**PROBLEM STATEMENT**: Output an exact reproduction of the data.

**RECORDS**:
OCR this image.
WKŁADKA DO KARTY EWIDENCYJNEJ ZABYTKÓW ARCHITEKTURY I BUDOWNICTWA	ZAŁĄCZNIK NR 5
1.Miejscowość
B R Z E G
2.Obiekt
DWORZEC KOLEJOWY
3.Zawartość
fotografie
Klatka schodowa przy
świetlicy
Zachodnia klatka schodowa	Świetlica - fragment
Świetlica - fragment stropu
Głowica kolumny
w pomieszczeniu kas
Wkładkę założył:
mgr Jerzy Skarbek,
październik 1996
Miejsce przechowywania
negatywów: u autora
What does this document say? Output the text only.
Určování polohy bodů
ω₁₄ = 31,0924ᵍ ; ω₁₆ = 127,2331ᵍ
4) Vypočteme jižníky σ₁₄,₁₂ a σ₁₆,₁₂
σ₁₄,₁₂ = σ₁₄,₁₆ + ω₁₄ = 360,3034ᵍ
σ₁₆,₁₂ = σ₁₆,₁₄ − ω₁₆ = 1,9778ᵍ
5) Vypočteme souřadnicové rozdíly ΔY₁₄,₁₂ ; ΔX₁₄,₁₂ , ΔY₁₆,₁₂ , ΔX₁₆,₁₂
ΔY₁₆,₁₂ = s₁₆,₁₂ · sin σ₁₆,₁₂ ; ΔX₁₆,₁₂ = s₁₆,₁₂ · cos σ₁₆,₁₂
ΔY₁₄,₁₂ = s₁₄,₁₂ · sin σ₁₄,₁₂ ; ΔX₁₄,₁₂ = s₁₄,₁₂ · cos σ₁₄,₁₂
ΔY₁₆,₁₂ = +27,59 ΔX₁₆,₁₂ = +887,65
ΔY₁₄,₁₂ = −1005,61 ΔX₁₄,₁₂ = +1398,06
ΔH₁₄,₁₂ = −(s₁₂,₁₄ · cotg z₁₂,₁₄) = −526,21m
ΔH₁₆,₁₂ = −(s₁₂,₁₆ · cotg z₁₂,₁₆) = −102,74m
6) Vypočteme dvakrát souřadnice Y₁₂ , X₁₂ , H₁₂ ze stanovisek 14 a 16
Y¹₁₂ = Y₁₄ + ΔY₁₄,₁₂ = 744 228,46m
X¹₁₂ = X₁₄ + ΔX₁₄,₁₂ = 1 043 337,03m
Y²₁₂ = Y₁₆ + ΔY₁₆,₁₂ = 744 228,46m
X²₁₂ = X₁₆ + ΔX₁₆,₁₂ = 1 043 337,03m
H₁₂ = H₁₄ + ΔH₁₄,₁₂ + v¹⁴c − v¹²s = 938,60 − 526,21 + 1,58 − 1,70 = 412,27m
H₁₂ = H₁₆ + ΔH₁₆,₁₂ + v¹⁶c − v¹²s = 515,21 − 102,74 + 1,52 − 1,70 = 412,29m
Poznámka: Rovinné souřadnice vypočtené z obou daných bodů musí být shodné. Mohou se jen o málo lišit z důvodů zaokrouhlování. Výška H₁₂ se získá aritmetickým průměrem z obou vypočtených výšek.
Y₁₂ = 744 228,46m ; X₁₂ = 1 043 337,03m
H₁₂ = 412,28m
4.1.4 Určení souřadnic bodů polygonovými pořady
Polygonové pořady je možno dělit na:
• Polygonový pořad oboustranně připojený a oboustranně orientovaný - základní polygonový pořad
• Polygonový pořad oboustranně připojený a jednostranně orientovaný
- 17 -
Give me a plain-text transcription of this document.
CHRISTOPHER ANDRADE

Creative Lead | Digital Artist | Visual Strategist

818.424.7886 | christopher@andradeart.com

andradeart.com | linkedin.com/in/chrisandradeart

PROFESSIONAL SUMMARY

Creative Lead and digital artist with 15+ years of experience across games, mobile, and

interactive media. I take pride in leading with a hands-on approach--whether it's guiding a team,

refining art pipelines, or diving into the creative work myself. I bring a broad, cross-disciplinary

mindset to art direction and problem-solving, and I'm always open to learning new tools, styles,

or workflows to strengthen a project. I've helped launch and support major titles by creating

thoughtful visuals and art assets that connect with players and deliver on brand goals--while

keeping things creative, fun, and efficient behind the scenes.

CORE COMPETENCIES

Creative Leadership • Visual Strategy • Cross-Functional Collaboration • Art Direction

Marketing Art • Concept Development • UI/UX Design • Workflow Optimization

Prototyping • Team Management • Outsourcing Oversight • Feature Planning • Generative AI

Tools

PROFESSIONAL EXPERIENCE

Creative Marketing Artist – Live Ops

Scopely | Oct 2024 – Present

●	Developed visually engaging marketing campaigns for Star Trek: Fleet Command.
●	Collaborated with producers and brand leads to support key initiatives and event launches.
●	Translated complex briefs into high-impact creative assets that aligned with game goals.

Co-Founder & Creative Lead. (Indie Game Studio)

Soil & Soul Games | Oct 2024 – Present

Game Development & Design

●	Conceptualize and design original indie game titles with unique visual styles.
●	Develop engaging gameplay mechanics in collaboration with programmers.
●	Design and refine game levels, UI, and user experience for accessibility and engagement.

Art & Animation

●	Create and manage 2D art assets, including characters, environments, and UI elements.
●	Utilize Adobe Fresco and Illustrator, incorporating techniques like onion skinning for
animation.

**ANSWER TO THIS TASK**:
OCR this image.
WKŁADKA DO KARTY EWIDENCYJNEJ ZABYTKÓW ARCHITEKTURY I BUDOWNICTWA	ZAŁĄCZNIK NR 5
1.Miejscowość
B R Z E G
2.Obiekt
DWORZEC KOLEJOWY
3.Zawartość
fotografie
Klatka schodowa przy
świetlicy
Zachodnia klatka schodowa	Świetlica - fragment
Świetlica - fragment stropu
Głowica kolumny
w pomieszczeniu kas
Wkładkę założył:
mgr Jerzy Skarbek,
październik 1996
Miejsce przechowywania
negatywów: u autora
What does this document say? Output the text only.
Určování polohy bodů
ω₁₄ = 31,0924ᵍ ; ω₁₆ = 127,2331ᵍ
4) Vypočteme jižníky σ₁₄,₁₂ a σ₁₆,₁₂
σ₁₄,₁₂ = σ₁₄,₁₆ + ω₁₄ = 360,3034ᵍ
σ₁₆,₁₂ = σ₁₆,₁₄ − ω₁₆ = 1,9778ᵍ
5) Vypočteme souřadnicové rozdíly ΔY₁₄,₁₂ ; ΔX₁₄,₁₂ , ΔY₁₆,₁₂ , ΔX₁₆,₁₂
ΔY₁₆,₁₂ = s₁₆,₁₂ · sin σ₁₆,₁₂ ; ΔX₁₆,₁₂ = s₁₆,₁₂ · cos σ₁₆,₁₂
ΔY₁₄,₁₂ = s₁₄,₁₂ · sin σ₁₄,₁₂ ; ΔX₁₄,₁₂ = s₁₄,₁₂ · cos σ₁₄,₁₂
ΔY₁₆,₁₂ = +27,59 ΔX₁₆,₁₂ = +887,65
ΔY₁₄,₁₂ = −1005,61 ΔX₁₄,₁₂ = +1398,06
ΔH₁₄,₁₂ = −(s₁₂,₁₄ · cotg z₁₂,₁₄) = −526,21m
ΔH₁₆,₁₂ = −(s₁₂,₁₆ · cotg z₁₂,₁₆) = −102,74m
6) Vypočteme dvakrát souřadnice Y₁₂ , X₁₂ , H₁₂ ze stanovisek 14 a 16
Y¹₁₂ = Y₁₄ + ΔY₁₄,₁₂ = 744 228,46m
X¹₁₂ = X₁₄ + ΔX₁₄,₁₂ = 1 043 337,03m
Y²₁₂ = Y₁₆ + ΔY₁₆,₁₂ = 744 228,46m
X²₁₂ = X₁₆ + ΔX₁₆,₁₂ = 1 043 337,03m
H₁₂ = H₁₄ + ΔH₁₄,₁₂ + v¹⁴c − v¹²s = 938,60 − 526,21 + 1,58 − 1,70 = 412,27m
H₁₂ = H₁₆ + ΔH₁₆,₁₂ + v¹⁶c − v¹²s = 515,21 − 102,74 + 1,52 − 1,70 = 412,29m
Poznámka: Rovinné souřadnice vypočtené z obou daných bodů musí být shodné. Mohou se jen o málo lišit z důvodů zaokrouhlování. Výška H₁₂ se získá aritmetickým průměrem z obou vypočtených výšek.
Y₁₂ = 744 228,46m ; X₁₂ = 1 043 337,03m
H₁₂ = 412,28m
4.1.4 Určení souřadnic bodů polygonovými pořady
Polygonové pořady je možno dělit na:
• Polygonový pořad oboustranně připojený a oboustranně orientovaný - základní polygonový pořad
• Polygonový pořad oboustranně připojený a jednostranně orientovaný
- 17 -
Give me a plain-text transcription of this document.
CHRISTOPHER ANDRADE

Creative Lead | Digital Artist | Visual Strategist

818.424.7886 | christopher@andradeart.com

andradeart.com | linkedin.com/in/chrisandradeart

PROFESSIONAL SUMMARY

Creative Lead and digital artist with 15+ years of experience across games, mobile, and

interactive media. I take pride in leading with a hands-on approach--whether it's guiding a team,

refining art pipelines, or diving into the creative work myself. I bring a broad, cross-disciplinary

mindset to art direction and problem-solving, and I'm always open to learning new tools, styles,

or workflows to strengthen a project. I've helped launch and support major titles by creating

thoughtful visuals and art assets that connect with players and deliver on brand goals--while

keeping things creative, fun, and efficient behind the scenes.

CORE COMPETENCIES

Creative Leadership • Visual Strategy • Cross-Functional Collaboration • Art Direction

Marketing Art • Concept Development • UI/UX Design • Workflow Optimization

Prototyping • Team Management • Outsourcing Oversight • Feature Planning • Generative AI

Tools

PROFESSIONAL EXPERIENCE

Creative Marketing Artist – Live Ops

Scopely | Oct 2024 – Present

●	Developed visually engaging marketing campaigns for Star Trek: Fleet Command.
●	Collaborated with producers and brand leads to support key initiatives and event launches.
●	Translated complex briefs into high-impact creative assets that aligned with game goals.

Co-Founder & Creative Lead. (Indie Game Studio)

Soil & Soul Games | Oct 2024 – Present

Game Development & Design

●	Conceptualize and design original indie game titles with unique visual styles.
●	Develop engaging gameplay mechanics in collaboration with programmers.
●	Design and refine game levels, UI, and user experience for accessibility and engagement.

Art & Animation

●	Create and manage 2D art assets, including characters, environments, and UI elements.
●	Utilize Adobe Fresco and Illustrator, incorporating techniques like onion skinning for
animation.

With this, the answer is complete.